▶ **Given task**
Which lines include the word "title"? Copy each of them.
--- Stored data ---
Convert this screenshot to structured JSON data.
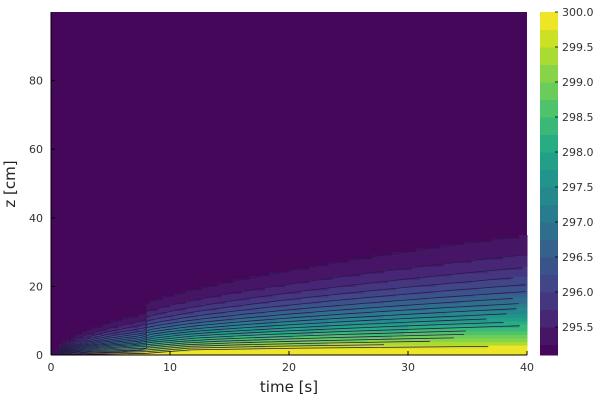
{
  "chart_data": {
    "type": "heatmap",
    "subtype": "filled-contour",
    "title": "",
    "xlabel": "time [s]",
    "ylabel": "z [cm]",
    "xlim": [
      0,
      40
    ],
    "ylim": [
      0,
      100
    ],
    "x_ticks": [
      0,
      10,
      20,
      30,
      40
    ],
    "y_ticks": [
      0,
      20,
      40,
      60,
      80
    ],
    "x_tick_labels": [
      "0",
      "10",
      "20",
      "30",
      "40"
    ],
    "y_tick_labels": [
      "0",
      "20",
      "40",
      "60",
      "80"
    ],
    "grid": true,
    "colormap": "viridis",
    "colorbar": {
      "min": 295.1,
      "max": 300.0,
      "tick_values": [
        295.5,
        296.0,
        296.5,
        297.0,
        297.5,
        298.0,
        298.5,
        299.0,
        299.5,
        300.0
      ],
      "tick_labels": [
        "295.5",
        "296.0",
        "296.5",
        "297.0",
        "297.5",
        "298.0",
        "298.5",
        "299.0",
        "299.5",
        "300.0"
      ]
    },
    "contour_levels": [
      295.25,
      295.5,
      295.75,
      296.0,
      296.25,
      296.5,
      296.75,
      297.0,
      297.25,
      297.5,
      297.75,
      298.0,
      298.25,
      298.5,
      298.75,
      299.0,
      299.25,
      299.5,
      299.75
    ],
    "field": {
      "description": "Temperature field: heating from z=0 boundary; front speed changes at t≈8 s",
      "boundary_temperature": 300.0,
      "initial_temperature": 295.0,
      "break_time": 8
    }
  },
  "colors": {
    "contour_line": "#2b1a4a",
    "axis": "#000000",
    "grid": "#e6e6e6"
  }
}
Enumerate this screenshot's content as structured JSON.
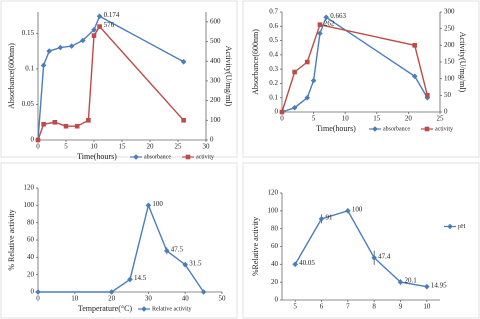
{
  "chart_data": [
    {
      "type": "line",
      "xlabel": "Time(hours)",
      "ylabel": "Absorbance(600nm)",
      "y2label": "Activity(U/mg/ml)",
      "xlim": [
        0,
        30
      ],
      "xticks": [
        0,
        5,
        10,
        15,
        20,
        25,
        30
      ],
      "ylim": [
        0,
        0.18
      ],
      "yticks": [
        0,
        0.05,
        0.1,
        0.15
      ],
      "y2lim": [
        0,
        650
      ],
      "y2ticks": [
        0,
        100,
        200,
        300,
        400,
        500,
        600
      ],
      "legend": "bottom",
      "series": [
        {
          "name": "absorbance",
          "color": "#4a7ebb",
          "marker": "diamond",
          "x": [
            0,
            1,
            2,
            4,
            6,
            8,
            10,
            11,
            26
          ],
          "values": [
            0,
            0.105,
            0.125,
            0.13,
            0.132,
            0.14,
            0.155,
            0.174,
            0.11
          ],
          "value_labels": [
            null,
            null,
            null,
            null,
            null,
            null,
            null,
            "0.174",
            null
          ]
        },
        {
          "name": "activity",
          "color": "#be4b48",
          "marker": "square",
          "axis": "y2",
          "x": [
            0,
            1,
            3,
            5,
            7,
            9,
            10,
            11,
            26
          ],
          "values": [
            0,
            80,
            90,
            70,
            70,
            100,
            530,
            576,
            100
          ],
          "value_labels": [
            null,
            null,
            null,
            null,
            null,
            null,
            null,
            "576",
            null
          ]
        }
      ]
    },
    {
      "type": "line",
      "xlabel": "Time(hours)",
      "ylabel": "Absorbance(600nm)",
      "y2label": "Activity(U/mg/ml)",
      "xlim": [
        0,
        25
      ],
      "xticks": [
        0,
        5,
        10,
        15,
        20,
        25
      ],
      "ylim": [
        0,
        0.7
      ],
      "yticks": [
        0,
        0.1,
        0.2,
        0.3,
        0.4,
        0.5,
        0.6,
        0.7
      ],
      "y2lim": [
        0,
        300
      ],
      "y2ticks": [
        0,
        50,
        100,
        150,
        200,
        250,
        300
      ],
      "legend": "bottom",
      "series": [
        {
          "name": "absorbance",
          "color": "#4a7ebb",
          "marker": "diamond",
          "x": [
            0,
            2,
            4,
            5,
            6,
            7,
            21,
            23
          ],
          "values": [
            0,
            0.03,
            0.1,
            0.22,
            0.55,
            0.663,
            0.25,
            0.1
          ],
          "value_labels": [
            null,
            null,
            null,
            null,
            null,
            "0.663",
            null,
            null
          ]
        },
        {
          "name": "activity",
          "color": "#be4b48",
          "marker": "square",
          "axis": "y2",
          "x": [
            0,
            2,
            4,
            6,
            21,
            23
          ],
          "values": [
            0,
            120,
            150,
            262,
            200,
            50
          ],
          "value_labels": [
            null,
            null,
            null,
            "262",
            null,
            null
          ]
        }
      ]
    },
    {
      "type": "line",
      "xlabel": "Temperature(°C)",
      "ylabel": "% Relative activity",
      "xlim": [
        0,
        50
      ],
      "xticks": [
        0,
        10,
        20,
        30,
        40,
        50
      ],
      "ylim": [
        0,
        120
      ],
      "yticks": [
        0,
        20,
        40,
        60,
        80,
        100,
        120
      ],
      "legend": "bottom",
      "series": [
        {
          "name": "Relative activity",
          "color": "#4a7ebb",
          "marker": "diamond",
          "x": [
            0,
            20,
            25,
            30,
            35,
            40,
            45
          ],
          "values": [
            0,
            0,
            14.5,
            100,
            47.5,
            31.5,
            0
          ],
          "errors": [
            0,
            0,
            3,
            0,
            4,
            3,
            0
          ],
          "value_labels": [
            null,
            null,
            "14.5",
            "100",
            "47.5",
            "31.5",
            null
          ]
        }
      ]
    },
    {
      "type": "line",
      "ylabel": "%Relative activity",
      "xlim": [
        4.5,
        10.5
      ],
      "xticks": [
        5,
        6,
        7,
        8,
        9,
        10
      ],
      "ylim": [
        0,
        120
      ],
      "yticks": [
        0,
        20,
        40,
        60,
        80,
        100,
        120
      ],
      "legend": "right",
      "series": [
        {
          "name": "pH",
          "color": "#4a7ebb",
          "marker": "diamond",
          "x": [
            5,
            6,
            7,
            8,
            9,
            10
          ],
          "values": [
            40.05,
            91,
            100,
            47.4,
            20.1,
            14.95
          ],
          "errors": [
            2,
            5,
            2,
            8,
            3,
            1
          ],
          "value_labels": [
            "40.05",
            "91",
            "100",
            "47.4",
            "20.1",
            "14.95"
          ]
        }
      ]
    }
  ]
}
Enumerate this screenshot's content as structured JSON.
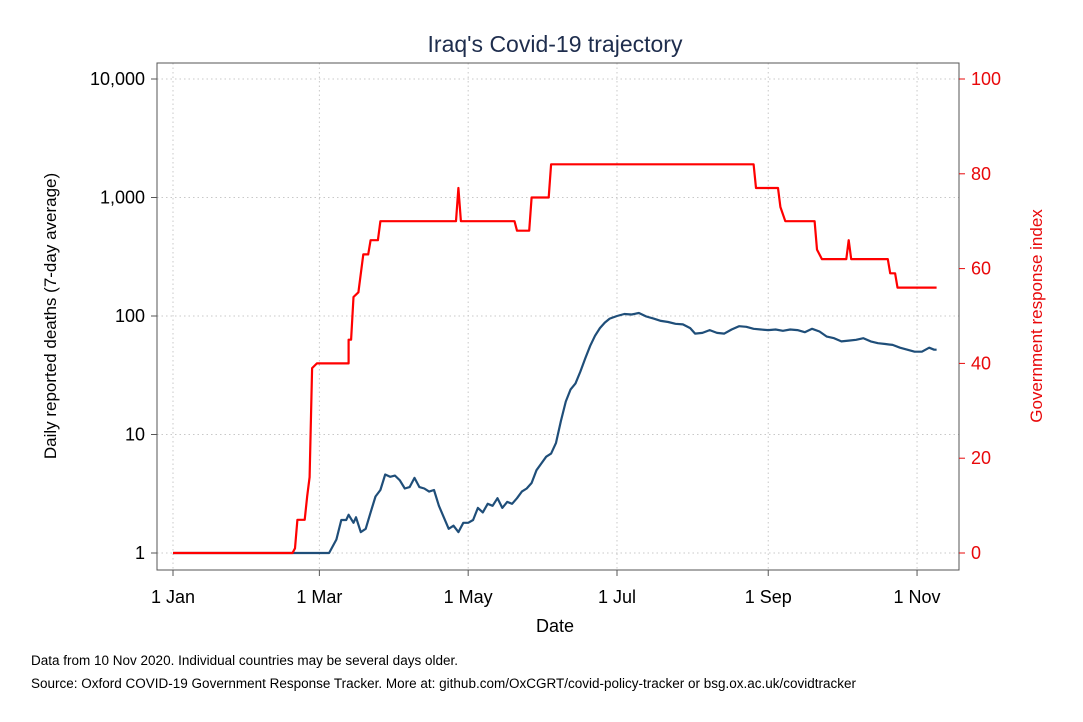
{
  "chart_data": {
    "type": "line",
    "title": "Iraq's Covid-19 trajectory",
    "xlabel": "Date",
    "ylabel_left": "Daily reported deaths (7-day average)",
    "ylabel_right": "Government response index",
    "x_ticks": [
      "1 Jan",
      "1 Mar",
      "1 May",
      "1 Jul",
      "1 Sep",
      "1 Nov"
    ],
    "y_left_ticks": [
      "1",
      "10",
      "100",
      "1,000",
      "10,000"
    ],
    "y_left_tick_values": [
      1,
      10,
      100,
      1000,
      10000
    ],
    "y_left_scale": "log",
    "y_left_range": [
      1,
      10000
    ],
    "y_right_ticks": [
      "0",
      "20",
      "40",
      "60",
      "80",
      "100"
    ],
    "y_right_tick_values": [
      0,
      20,
      40,
      60,
      80,
      100
    ],
    "y_right_range": [
      0,
      100
    ],
    "x_range": [
      "2020-01-01",
      "2020-11-10"
    ],
    "grid": true,
    "legend": "none",
    "colors": {
      "deaths": "#1f4e79",
      "response": "#ff0000",
      "grid": "#c8c8c8",
      "right_axis": "#e8080a"
    },
    "series": [
      {
        "axis": "left",
        "color": "#1f4e79",
        "points": [
          [
            "2020-01-01",
            1
          ],
          [
            "2020-03-05",
            1
          ],
          [
            "2020-03-08",
            1.3
          ],
          [
            "2020-03-10",
            1.9
          ],
          [
            "2020-03-12",
            1.9
          ],
          [
            "2020-03-13",
            2.1
          ],
          [
            "2020-03-15",
            1.8
          ],
          [
            "2020-03-16",
            2
          ],
          [
            "2020-03-18",
            1.5
          ],
          [
            "2020-03-20",
            1.6
          ],
          [
            "2020-03-22",
            2.2
          ],
          [
            "2020-03-24",
            3
          ],
          [
            "2020-03-26",
            3.4
          ],
          [
            "2020-03-28",
            4.6
          ],
          [
            "2020-03-30",
            4.4
          ],
          [
            "2020-04-01",
            4.5
          ],
          [
            "2020-04-03",
            4.1
          ],
          [
            "2020-04-05",
            3.5
          ],
          [
            "2020-04-07",
            3.6
          ],
          [
            "2020-04-09",
            4.3
          ],
          [
            "2020-04-11",
            3.6
          ],
          [
            "2020-04-13",
            3.5
          ],
          [
            "2020-04-15",
            3.3
          ],
          [
            "2020-04-17",
            3.4
          ],
          [
            "2020-04-19",
            2.5
          ],
          [
            "2020-04-21",
            2
          ],
          [
            "2020-04-23",
            1.6
          ],
          [
            "2020-04-25",
            1.7
          ],
          [
            "2020-04-27",
            1.5
          ],
          [
            "2020-04-29",
            1.8
          ],
          [
            "2020-05-01",
            1.8
          ],
          [
            "2020-05-03",
            1.9
          ],
          [
            "2020-05-05",
            2.4
          ],
          [
            "2020-05-07",
            2.2
          ],
          [
            "2020-05-09",
            2.6
          ],
          [
            "2020-05-11",
            2.5
          ],
          [
            "2020-05-13",
            2.9
          ],
          [
            "2020-05-15",
            2.4
          ],
          [
            "2020-05-17",
            2.7
          ],
          [
            "2020-05-19",
            2.6
          ],
          [
            "2020-05-21",
            2.9
          ],
          [
            "2020-05-23",
            3.3
          ],
          [
            "2020-05-25",
            3.5
          ],
          [
            "2020-05-27",
            3.9
          ],
          [
            "2020-05-29",
            5
          ],
          [
            "2020-05-31",
            5.7
          ],
          [
            "2020-06-02",
            6.5
          ],
          [
            "2020-06-04",
            6.9
          ],
          [
            "2020-06-06",
            8.5
          ],
          [
            "2020-06-08",
            13
          ],
          [
            "2020-06-10",
            19
          ],
          [
            "2020-06-12",
            24
          ],
          [
            "2020-06-14",
            27
          ],
          [
            "2020-06-16",
            34
          ],
          [
            "2020-06-18",
            44
          ],
          [
            "2020-06-20",
            56
          ],
          [
            "2020-06-22",
            68
          ],
          [
            "2020-06-24",
            79
          ],
          [
            "2020-06-26",
            88
          ],
          [
            "2020-06-28",
            95
          ],
          [
            "2020-07-01",
            100
          ],
          [
            "2020-07-04",
            104
          ],
          [
            "2020-07-07",
            103
          ],
          [
            "2020-07-10",
            106
          ],
          [
            "2020-07-13",
            99
          ],
          [
            "2020-07-16",
            95
          ],
          [
            "2020-07-19",
            91
          ],
          [
            "2020-07-22",
            89
          ],
          [
            "2020-07-25",
            86
          ],
          [
            "2020-07-28",
            85
          ],
          [
            "2020-07-31",
            79
          ],
          [
            "2020-08-02",
            71
          ],
          [
            "2020-08-05",
            72
          ],
          [
            "2020-08-08",
            76
          ],
          [
            "2020-08-11",
            72
          ],
          [
            "2020-08-14",
            71
          ],
          [
            "2020-08-17",
            77
          ],
          [
            "2020-08-20",
            82
          ],
          [
            "2020-08-23",
            81
          ],
          [
            "2020-08-26",
            78
          ],
          [
            "2020-08-29",
            77
          ],
          [
            "2020-09-01",
            76
          ],
          [
            "2020-09-04",
            77
          ],
          [
            "2020-09-07",
            75
          ],
          [
            "2020-09-10",
            77
          ],
          [
            "2020-09-13",
            76
          ],
          [
            "2020-09-16",
            73
          ],
          [
            "2020-09-19",
            78
          ],
          [
            "2020-09-22",
            74
          ],
          [
            "2020-09-25",
            67
          ],
          [
            "2020-09-28",
            65
          ],
          [
            "2020-10-01",
            61
          ],
          [
            "2020-10-04",
            62
          ],
          [
            "2020-10-07",
            63
          ],
          [
            "2020-10-10",
            65
          ],
          [
            "2020-10-13",
            61
          ],
          [
            "2020-10-16",
            59
          ],
          [
            "2020-10-19",
            58
          ],
          [
            "2020-10-22",
            57
          ],
          [
            "2020-10-25",
            54
          ],
          [
            "2020-10-28",
            52
          ],
          [
            "2020-10-31",
            50
          ],
          [
            "2020-11-03",
            50
          ],
          [
            "2020-11-06",
            54
          ],
          [
            "2020-11-08",
            52
          ],
          [
            "2020-11-09",
            52
          ]
        ]
      },
      {
        "axis": "right",
        "color": "#ff0000",
        "points": [
          [
            "2020-01-01",
            0
          ],
          [
            "2020-02-19",
            0
          ],
          [
            "2020-02-20",
            1
          ],
          [
            "2020-02-21",
            7
          ],
          [
            "2020-02-24",
            7
          ],
          [
            "2020-02-25",
            12
          ],
          [
            "2020-02-26",
            16
          ],
          [
            "2020-02-27",
            39
          ],
          [
            "2020-02-29",
            40
          ],
          [
            "2020-03-13",
            40
          ],
          [
            "2020-03-13",
            45
          ],
          [
            "2020-03-14",
            45
          ],
          [
            "2020-03-15",
            54
          ],
          [
            "2020-03-17",
            55
          ],
          [
            "2020-03-19",
            63
          ],
          [
            "2020-03-21",
            63
          ],
          [
            "2020-03-22",
            66
          ],
          [
            "2020-03-25",
            66
          ],
          [
            "2020-03-26",
            70
          ],
          [
            "2020-04-26",
            70
          ],
          [
            "2020-04-27",
            77
          ],
          [
            "2020-04-28",
            70
          ],
          [
            "2020-05-20",
            70
          ],
          [
            "2020-05-21",
            68
          ],
          [
            "2020-05-26",
            68
          ],
          [
            "2020-05-27",
            75
          ],
          [
            "2020-06-03",
            75
          ],
          [
            "2020-06-04",
            82
          ],
          [
            "2020-08-26",
            82
          ],
          [
            "2020-08-27",
            77
          ],
          [
            "2020-09-05",
            77
          ],
          [
            "2020-09-06",
            73
          ],
          [
            "2020-09-08",
            70
          ],
          [
            "2020-09-20",
            70
          ],
          [
            "2020-09-21",
            64
          ],
          [
            "2020-09-23",
            62
          ],
          [
            "2020-10-03",
            62
          ],
          [
            "2020-10-04",
            66
          ],
          [
            "2020-10-05",
            62
          ],
          [
            "2020-10-20",
            62
          ],
          [
            "2020-10-21",
            59
          ],
          [
            "2020-10-23",
            59
          ],
          [
            "2020-10-24",
            56
          ],
          [
            "2020-11-09",
            56
          ]
        ]
      }
    ]
  },
  "footer": {
    "note1": "Data from 10 Nov 2020. Individual countries may be several days older.",
    "note2": "Source: Oxford COVID-19 Government Response Tracker. More at: github.com/OxCGRT/covid-policy-tracker or bsg.ox.ac.uk/covidtracker"
  }
}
---
▶ **Result for this task**
    "title": "",
    "title": "Iraq's Covid-19 trajectory",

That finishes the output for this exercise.